[Collected data]
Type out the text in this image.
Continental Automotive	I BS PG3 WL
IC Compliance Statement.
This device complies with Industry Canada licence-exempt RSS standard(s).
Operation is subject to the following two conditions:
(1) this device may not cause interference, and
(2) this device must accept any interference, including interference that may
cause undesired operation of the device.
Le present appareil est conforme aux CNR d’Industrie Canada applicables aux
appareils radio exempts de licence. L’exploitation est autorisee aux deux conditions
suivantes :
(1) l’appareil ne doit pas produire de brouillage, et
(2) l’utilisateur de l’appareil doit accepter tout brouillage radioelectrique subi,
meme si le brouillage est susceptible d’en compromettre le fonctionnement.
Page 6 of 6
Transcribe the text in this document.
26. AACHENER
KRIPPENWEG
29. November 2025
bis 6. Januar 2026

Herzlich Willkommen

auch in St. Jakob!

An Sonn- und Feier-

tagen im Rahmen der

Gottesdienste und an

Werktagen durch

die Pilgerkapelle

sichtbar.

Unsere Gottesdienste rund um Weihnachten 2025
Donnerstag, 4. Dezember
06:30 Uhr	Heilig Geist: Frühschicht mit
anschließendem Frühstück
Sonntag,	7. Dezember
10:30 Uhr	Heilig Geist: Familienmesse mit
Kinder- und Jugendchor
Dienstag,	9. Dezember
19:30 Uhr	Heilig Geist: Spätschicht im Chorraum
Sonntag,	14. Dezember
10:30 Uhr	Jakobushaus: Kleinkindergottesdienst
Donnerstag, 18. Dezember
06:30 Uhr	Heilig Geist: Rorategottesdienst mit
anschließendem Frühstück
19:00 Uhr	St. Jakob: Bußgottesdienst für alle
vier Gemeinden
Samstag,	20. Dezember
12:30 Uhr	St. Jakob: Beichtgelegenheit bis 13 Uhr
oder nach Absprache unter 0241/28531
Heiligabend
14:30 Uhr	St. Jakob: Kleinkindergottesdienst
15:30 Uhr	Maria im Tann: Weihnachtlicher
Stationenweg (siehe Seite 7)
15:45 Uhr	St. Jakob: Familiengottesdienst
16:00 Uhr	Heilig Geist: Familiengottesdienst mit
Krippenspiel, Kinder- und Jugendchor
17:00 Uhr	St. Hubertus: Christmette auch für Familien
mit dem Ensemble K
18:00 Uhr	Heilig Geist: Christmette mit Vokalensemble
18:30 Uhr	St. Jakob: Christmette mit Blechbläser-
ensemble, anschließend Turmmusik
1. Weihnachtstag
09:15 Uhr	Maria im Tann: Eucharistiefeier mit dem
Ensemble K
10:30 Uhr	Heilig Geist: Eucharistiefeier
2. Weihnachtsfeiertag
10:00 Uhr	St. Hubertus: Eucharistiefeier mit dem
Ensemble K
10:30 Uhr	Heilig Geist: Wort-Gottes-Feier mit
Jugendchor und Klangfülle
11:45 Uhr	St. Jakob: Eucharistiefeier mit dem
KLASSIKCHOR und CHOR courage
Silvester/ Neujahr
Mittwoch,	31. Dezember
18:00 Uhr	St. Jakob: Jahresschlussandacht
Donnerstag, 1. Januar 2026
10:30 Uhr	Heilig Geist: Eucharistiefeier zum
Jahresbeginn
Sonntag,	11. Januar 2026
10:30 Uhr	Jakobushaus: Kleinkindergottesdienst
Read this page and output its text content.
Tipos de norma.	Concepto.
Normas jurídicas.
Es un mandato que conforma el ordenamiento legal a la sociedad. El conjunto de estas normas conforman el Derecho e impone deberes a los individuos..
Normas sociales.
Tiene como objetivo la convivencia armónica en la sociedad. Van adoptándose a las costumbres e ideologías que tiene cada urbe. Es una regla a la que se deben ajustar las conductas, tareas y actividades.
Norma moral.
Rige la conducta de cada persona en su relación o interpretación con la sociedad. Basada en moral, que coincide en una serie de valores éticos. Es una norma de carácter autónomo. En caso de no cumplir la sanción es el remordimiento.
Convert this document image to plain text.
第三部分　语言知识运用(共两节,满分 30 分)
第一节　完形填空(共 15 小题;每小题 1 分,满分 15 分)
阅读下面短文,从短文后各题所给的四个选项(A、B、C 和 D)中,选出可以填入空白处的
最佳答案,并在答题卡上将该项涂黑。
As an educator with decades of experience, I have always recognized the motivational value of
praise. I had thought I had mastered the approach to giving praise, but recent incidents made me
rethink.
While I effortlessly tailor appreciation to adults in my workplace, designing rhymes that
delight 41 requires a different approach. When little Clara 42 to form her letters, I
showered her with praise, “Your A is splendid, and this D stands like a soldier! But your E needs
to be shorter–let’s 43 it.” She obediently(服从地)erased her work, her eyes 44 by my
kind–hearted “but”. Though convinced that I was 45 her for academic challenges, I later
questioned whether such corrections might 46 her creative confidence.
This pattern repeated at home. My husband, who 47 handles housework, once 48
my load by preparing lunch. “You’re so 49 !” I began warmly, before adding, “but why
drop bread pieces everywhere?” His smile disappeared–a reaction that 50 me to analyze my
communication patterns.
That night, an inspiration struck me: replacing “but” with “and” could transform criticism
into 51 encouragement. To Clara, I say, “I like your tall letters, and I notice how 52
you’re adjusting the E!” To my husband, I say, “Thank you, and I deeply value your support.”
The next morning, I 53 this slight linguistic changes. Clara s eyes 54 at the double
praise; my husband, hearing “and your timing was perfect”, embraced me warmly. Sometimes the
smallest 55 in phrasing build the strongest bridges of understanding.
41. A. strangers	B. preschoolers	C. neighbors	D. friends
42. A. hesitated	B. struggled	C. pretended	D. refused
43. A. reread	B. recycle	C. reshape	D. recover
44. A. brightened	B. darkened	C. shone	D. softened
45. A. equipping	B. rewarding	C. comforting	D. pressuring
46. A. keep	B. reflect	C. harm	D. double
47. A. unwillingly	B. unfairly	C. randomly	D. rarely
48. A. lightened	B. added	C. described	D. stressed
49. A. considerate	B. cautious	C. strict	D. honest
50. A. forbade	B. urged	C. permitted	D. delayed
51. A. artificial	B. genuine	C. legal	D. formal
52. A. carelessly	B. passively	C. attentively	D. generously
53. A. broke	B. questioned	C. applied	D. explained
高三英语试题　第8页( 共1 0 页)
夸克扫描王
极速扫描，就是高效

▶ [What the task asks] Write out every line exactly as it stands.

▶ [The result]
Type out the text in this image.
Continental Automotive	I BS PG3 WL
IC Compliance Statement.
This device complies with Industry Canada licence-exempt RSS standard(s).
Operation is subject to the following two conditions:
(1) this device may not cause interference, and
(2) this device must accept any interference, including interference that may
cause undesired operation of the device.
Le present appareil est conforme aux CNR d’Industrie Canada applicables aux
appareils radio exempts de licence. L’exploitation est autorisee aux deux conditions
suivantes :
(1) l’appareil ne doit pas produire de brouillage, et
(2) l’utilisateur de l’appareil doit accepter tout brouillage radioelectrique subi,
meme si le brouillage est susceptible d’en compromettre le fonctionnement.
Page 6 of 6
Transcribe the text in this document.
26. AACHENER
KRIPPENWEG
29. November 2025
bis 6. Januar 2026

Herzlich Willkommen

auch in St. Jakob!

An Sonn- und Feier-

tagen im Rahmen der

Gottesdienste und an

Werktagen durch

die Pilgerkapelle

sichtbar.

Unsere Gottesdienste rund um Weihnachten 2025
Donnerstag, 4. Dezember
06:30 Uhr	Heilig Geist: Frühschicht mit
anschließendem Frühstück
Sonntag,	7. Dezember
10:30 Uhr	Heilig Geist: Familienmesse mit
Kinder- und Jugendchor
Dienstag,	9. Dezember
19:30 Uhr	Heilig Geist: Spätschicht im Chorraum
Sonntag,	14. Dezember
10:30 Uhr	Jakobushaus: Kleinkindergottesdienst
Donnerstag, 18. Dezember
06:30 Uhr	Heilig Geist: Rorategottesdienst mit
anschließendem Frühstück
19:00 Uhr	St. Jakob: Bußgottesdienst für alle
vier Gemeinden
Samstag,	20. Dezember
12:30 Uhr	St. Jakob: Beichtgelegenheit bis 13 Uhr
oder nach Absprache unter 0241/28531
Heiligabend
14:30 Uhr	St. Jakob: Kleinkindergottesdienst
15:30 Uhr	Maria im Tann: Weihnachtlicher
Stationenweg (siehe Seite 7)
15:45 Uhr	St. Jakob: Familiengottesdienst
16:00 Uhr	Heilig Geist: Familiengottesdienst mit
Krippenspiel, Kinder- und Jugendchor
17:00 Uhr	St. Hubertus: Christmette auch für Familien
mit dem Ensemble K
18:00 Uhr	Heilig Geist: Christmette mit Vokalensemble
18:30 Uhr	St. Jakob: Christmette mit Blechbläser-
ensemble, anschließend Turmmusik
1. Weihnachtstag
09:15 Uhr	Maria im Tann: Eucharistiefeier mit dem
Ensemble K
10:30 Uhr	Heilig Geist: Eucharistiefeier
2. Weihnachtsfeiertag
10:00 Uhr	St. Hubertus: Eucharistiefeier mit dem
Ensemble K
10:30 Uhr	Heilig Geist: Wort-Gottes-Feier mit
Jugendchor und Klangfülle
11:45 Uhr	St. Jakob: Eucharistiefeier mit dem
KLASSIKCHOR und CHOR courage
Silvester/ Neujahr
Mittwoch,	31. Dezember
18:00 Uhr	St. Jakob: Jahresschlussandacht
Donnerstag, 1. Januar 2026
10:30 Uhr	Heilig Geist: Eucharistiefeier zum
Jahresbeginn
Sonntag,	11. Januar 2026
10:30 Uhr	Jakobushaus: Kleinkindergottesdienst
Read this page and output its text content.
Tipos de norma.	Concepto.
Normas jurídicas.
Es un mandato que conforma el ordenamiento legal a la sociedad. El conjunto de estas normas conforman el Derecho e impone deberes a los individuos..
Normas sociales.
Tiene como objetivo la convivencia armónica en la sociedad. Van adoptándose a las costumbres e ideologías que tiene cada urbe. Es una regla a la que se deben ajustar las conductas, tareas y actividades.
Norma moral.
Rige la conducta de cada persona en su relación o interpretación con la sociedad. Basada en moral, que coincide en una serie de valores éticos. Es una norma de carácter autónomo. En caso de no cumplir la sanción es el remordimiento.
Convert this document image to plain text.
第三部分　语言知识运用(共两节,满分 30 分)
第一节　完形填空(共 15 小题;每小题 1 分,满分 15 分)
阅读下面短文,从短文后各题所给的四个选项(A、B、C 和 D)中,选出可以填入空白处的
最佳答案,并在答题卡上将该项涂黑。
As an educator with decades of experience, I have always recognized the motivational value of
praise. I had thought I had mastered the approach to giving praise, but recent incidents made me
rethink.
While I effortlessly tailor appreciation to adults in my workplace, designing rhymes that
delight 41 requires a different approach. When little Clara 42 to form her letters, I
showered her with praise, “Your A is splendid, and this D stands like a soldier! But your E needs
to be shorter–let’s 43 it.” She obediently(服从地)erased her work, her eyes 44 by my
kind–hearted “but”. Though convinced that I was 45 her for academic challenges, I later
questioned whether such corrections might 46 her creative confidence.
This pattern repeated at home. My husband, who 47 handles housework, once 48
my load by preparing lunch. “You’re so 49 !” I began warmly, before adding, “but why
drop bread pieces everywhere?” His smile disappeared–a reaction that 50 me to analyze my
communication patterns.
That night, an inspiration struck me: replacing “but” with “and” could transform criticism
into 51 encouragement. To Clara, I say, “I like your tall letters, and I notice how 52
you’re adjusting the E!” To my husband, I say, “Thank you, and I deeply value your support.”
The next morning, I 53 this slight linguistic changes. Clara s eyes 54 at the double
praise; my husband, hearing “and your timing was perfect”, embraced me warmly. Sometimes the
smallest 55 in phrasing build the strongest bridges of understanding.
41. A. strangers	B. preschoolers	C. neighbors	D. friends
42. A. hesitated	B. struggled	C. pretended	D. refused
43. A. reread	B. recycle	C. reshape	D. recover
44. A. brightened	B. darkened	C. shone	D. softened
45. A. equipping	B. rewarding	C. comforting	D. pressuring
46. A. keep	B. reflect	C. harm	D. double
47. A. unwillingly	B. unfairly	C. randomly	D. rarely
48. A. lightened	B. added	C. described	D. stressed
49. A. considerate	B. cautious	C. strict	D. honest
50. A. forbade	B. urged	C. permitted	D. delayed
51. A. artificial	B. genuine	C. legal	D. formal
52. A. carelessly	B. passively	C. attentively	D. generously
53. A. broke	B. questioned	C. applied	D. explained
高三英语试题　第8页( 共1 0 页)
夸克扫描王
极速扫描，就是高效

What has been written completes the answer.